▸ WORK REQUIRED: Reproduce verbatim the passage of the article on Pussy Riot and YouTube that begins with the words containing "The Economics of" and ends with "and Qian Tang.".

▸ READING PASSAGE:

Jumat, 21 September 2012

The Economics of Pussy Riot on YouTube

News flash: The jailed Russian punk rock group Pussy Riot “did not gain international fame through their musicality per se.”

That insight–not too surprising if you’ve ever clicked on a Pussy Riot video on YouTube–appears in an academic paper by three electronic-commerce researchers from the University of Texas at Austin. The 46-page paper, filled with equations and Greek letters, explains how being deliberately offensive can help a video break through the clutter on YouTube, where 72 hours’ worth of video are uploaded every minute. “Most viewers were drawn to [their] videos out of curiosity,” not a desire to watch a high-quality clip, write professor Andrew Whinston and PhD students Liangfei Qiu and Qian Tang.

Not everyone aspires to be Pussy Riot, which staged provocations like trespassing in a Russian Orthodox Church (a performance that drew two-year prison sentences for three band members). But Whinston, an economist who is a professor of management science and information systems, says it’s important for marketers to understand the various qualities that make one video go viral and another go unnoticed.

Google’s (GOOG) YouTube is quickly becoming not only a major commercial site, but a place where people can launch careers, Whinston notes, pointing to the success of people like Michelle Phan, who posts makeup tips on her own channel on YouTube.

The University of Texas paper explains the two reasons that people click on a video that lots of other people have clicked on. One reason is “social learning”–i.e., the fact that others have watched it tells you it must be good. A very different reason is “network effect”–i.e., whether the video is good or not, it becomes more valuable to watch it if others are watching it. It becomes a topic of conversation, and the more people have seen it, the livelier the conversation.

▸ ENTRIES SHOWN:
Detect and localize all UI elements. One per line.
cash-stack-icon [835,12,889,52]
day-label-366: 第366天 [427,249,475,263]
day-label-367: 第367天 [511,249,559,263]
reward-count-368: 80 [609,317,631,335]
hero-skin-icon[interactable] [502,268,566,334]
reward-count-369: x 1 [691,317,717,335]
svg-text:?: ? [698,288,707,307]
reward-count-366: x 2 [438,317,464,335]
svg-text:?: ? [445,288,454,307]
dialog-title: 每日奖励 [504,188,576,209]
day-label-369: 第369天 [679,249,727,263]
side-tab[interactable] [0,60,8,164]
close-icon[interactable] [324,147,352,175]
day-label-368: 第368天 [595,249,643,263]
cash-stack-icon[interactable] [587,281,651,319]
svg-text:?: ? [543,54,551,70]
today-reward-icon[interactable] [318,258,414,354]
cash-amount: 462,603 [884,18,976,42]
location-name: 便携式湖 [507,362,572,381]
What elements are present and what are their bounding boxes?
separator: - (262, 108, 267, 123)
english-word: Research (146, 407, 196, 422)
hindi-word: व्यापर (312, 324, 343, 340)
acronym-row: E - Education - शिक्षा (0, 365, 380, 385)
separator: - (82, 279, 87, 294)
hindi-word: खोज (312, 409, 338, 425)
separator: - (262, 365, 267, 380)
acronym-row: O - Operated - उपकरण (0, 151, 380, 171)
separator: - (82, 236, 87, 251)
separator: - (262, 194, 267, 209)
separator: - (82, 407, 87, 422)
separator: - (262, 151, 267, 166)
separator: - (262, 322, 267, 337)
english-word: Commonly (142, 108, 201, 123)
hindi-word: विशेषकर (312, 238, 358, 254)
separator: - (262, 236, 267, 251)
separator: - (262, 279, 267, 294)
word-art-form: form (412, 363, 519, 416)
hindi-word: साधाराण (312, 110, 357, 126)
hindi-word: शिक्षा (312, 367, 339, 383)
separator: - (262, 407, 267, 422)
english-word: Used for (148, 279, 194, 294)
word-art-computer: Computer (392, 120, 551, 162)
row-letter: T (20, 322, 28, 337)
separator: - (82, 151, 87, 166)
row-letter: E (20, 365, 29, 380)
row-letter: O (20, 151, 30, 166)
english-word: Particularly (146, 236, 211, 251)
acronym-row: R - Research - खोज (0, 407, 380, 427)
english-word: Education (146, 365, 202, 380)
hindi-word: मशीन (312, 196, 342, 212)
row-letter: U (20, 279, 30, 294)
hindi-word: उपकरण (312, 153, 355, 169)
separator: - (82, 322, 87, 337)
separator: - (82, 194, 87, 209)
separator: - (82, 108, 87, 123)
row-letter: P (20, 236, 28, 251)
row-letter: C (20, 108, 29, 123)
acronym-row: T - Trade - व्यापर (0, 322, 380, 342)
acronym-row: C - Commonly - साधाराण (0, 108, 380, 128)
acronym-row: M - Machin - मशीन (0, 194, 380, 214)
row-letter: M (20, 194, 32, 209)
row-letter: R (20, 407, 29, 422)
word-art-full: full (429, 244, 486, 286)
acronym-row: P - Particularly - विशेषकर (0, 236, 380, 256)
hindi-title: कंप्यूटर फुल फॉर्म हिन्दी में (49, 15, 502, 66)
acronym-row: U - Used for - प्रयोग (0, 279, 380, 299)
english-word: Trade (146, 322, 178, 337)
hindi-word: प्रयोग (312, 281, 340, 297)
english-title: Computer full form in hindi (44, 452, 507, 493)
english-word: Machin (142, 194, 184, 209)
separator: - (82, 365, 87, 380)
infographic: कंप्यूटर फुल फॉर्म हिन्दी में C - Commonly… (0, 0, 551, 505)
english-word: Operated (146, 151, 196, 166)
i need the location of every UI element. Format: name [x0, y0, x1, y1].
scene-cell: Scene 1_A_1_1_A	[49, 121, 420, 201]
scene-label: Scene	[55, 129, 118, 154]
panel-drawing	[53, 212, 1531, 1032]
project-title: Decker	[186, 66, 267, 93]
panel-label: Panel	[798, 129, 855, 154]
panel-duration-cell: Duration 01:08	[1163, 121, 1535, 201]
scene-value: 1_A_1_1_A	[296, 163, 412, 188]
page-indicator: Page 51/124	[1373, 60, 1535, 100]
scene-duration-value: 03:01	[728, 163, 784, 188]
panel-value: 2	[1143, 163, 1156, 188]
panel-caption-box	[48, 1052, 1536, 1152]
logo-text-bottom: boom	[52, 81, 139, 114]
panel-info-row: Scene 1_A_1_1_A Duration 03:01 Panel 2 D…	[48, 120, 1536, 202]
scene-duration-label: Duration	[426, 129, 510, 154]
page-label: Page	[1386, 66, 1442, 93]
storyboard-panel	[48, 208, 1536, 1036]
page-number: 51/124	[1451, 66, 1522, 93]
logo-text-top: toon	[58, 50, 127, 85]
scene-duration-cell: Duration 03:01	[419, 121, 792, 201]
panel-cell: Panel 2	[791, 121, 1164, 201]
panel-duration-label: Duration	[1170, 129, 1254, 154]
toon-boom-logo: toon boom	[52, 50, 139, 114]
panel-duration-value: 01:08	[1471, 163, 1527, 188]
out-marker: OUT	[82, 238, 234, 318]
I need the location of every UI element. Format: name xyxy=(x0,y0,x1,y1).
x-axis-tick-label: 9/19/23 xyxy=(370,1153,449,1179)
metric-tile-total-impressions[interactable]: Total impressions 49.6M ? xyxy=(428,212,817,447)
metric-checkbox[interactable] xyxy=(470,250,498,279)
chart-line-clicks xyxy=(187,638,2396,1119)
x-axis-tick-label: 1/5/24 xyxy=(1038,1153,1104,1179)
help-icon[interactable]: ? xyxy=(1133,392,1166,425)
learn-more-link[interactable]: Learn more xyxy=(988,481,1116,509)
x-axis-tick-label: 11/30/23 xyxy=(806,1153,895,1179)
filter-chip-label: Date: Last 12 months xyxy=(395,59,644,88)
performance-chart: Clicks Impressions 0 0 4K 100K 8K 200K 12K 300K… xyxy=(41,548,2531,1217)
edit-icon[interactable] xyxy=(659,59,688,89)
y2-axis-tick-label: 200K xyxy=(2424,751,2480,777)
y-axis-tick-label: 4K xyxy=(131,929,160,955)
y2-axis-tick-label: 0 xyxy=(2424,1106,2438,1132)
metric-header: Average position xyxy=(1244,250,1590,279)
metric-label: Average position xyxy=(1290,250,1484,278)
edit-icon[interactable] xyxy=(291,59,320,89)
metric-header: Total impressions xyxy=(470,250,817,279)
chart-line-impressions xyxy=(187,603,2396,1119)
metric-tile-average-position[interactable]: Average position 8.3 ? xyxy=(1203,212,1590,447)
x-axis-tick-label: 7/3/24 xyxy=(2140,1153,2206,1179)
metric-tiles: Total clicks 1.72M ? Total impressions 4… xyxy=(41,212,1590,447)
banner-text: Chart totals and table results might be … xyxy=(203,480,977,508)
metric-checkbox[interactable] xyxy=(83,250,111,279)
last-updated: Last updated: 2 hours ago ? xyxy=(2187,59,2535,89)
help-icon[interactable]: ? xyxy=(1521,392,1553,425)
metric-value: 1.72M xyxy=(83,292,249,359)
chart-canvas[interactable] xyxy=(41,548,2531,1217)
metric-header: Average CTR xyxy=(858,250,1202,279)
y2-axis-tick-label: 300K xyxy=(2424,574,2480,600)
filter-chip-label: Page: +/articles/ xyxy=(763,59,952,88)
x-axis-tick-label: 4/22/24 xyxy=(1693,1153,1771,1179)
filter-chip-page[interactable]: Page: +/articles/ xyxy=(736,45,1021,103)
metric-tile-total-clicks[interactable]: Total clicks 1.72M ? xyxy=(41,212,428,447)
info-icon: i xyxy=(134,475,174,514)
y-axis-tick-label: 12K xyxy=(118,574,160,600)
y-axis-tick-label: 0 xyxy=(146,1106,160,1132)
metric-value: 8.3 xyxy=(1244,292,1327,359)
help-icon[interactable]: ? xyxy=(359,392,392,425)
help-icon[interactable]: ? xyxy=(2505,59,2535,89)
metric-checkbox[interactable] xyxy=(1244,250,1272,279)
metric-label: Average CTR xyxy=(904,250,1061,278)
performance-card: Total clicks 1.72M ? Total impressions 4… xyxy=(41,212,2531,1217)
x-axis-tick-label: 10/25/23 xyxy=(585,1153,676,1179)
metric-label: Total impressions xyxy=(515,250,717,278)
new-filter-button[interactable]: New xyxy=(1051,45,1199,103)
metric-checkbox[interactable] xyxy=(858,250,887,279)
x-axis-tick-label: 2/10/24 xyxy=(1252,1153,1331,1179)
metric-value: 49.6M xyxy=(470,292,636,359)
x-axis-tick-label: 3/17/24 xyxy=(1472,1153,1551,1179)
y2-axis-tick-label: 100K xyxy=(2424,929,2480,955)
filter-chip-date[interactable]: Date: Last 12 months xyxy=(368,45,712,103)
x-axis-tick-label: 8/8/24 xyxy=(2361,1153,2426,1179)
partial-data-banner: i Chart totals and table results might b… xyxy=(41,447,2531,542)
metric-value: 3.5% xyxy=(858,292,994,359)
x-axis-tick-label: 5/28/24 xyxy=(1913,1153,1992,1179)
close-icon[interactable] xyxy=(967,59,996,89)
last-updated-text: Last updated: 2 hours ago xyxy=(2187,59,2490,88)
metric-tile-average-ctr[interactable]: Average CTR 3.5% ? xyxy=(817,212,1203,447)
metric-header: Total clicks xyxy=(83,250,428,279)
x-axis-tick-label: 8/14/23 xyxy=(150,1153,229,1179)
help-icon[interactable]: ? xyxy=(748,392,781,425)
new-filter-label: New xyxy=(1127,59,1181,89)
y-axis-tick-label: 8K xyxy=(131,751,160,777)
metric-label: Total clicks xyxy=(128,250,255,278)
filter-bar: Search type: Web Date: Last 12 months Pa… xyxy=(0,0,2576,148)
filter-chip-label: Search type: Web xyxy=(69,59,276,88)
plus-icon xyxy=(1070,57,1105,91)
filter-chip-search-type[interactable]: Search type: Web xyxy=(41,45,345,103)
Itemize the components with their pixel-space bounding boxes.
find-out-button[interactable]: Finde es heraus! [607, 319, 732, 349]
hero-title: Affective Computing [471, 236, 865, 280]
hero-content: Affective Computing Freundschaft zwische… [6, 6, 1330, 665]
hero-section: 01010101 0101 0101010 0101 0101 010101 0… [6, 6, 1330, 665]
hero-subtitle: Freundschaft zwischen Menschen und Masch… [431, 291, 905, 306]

▸ ANSWER TO THIS PROBLEM:
The Economics of Pussy Riot on YouTube

News flash: The jailed Russian punk rock group Pussy Riot “did not gain international fame through their musicality per se.”

That insight–not too surprising if you’ve ever clicked on a Pussy Riot video on YouTube–appears in an academic paper by three electronic-commerce researchers from the University of Texas at Austin. The 46-page paper, filled with equations and Greek letters, explains how being deliberately offensive can help a video break through the clutter on YouTube, where 72 hours’ worth of video are uploaded every minute. “Most viewers were drawn to [their] videos out of curiosity,” not a desire to watch a high-quality clip, write professor Andrew Whinston and PhD students Liangfei Qiu and Qian Tang.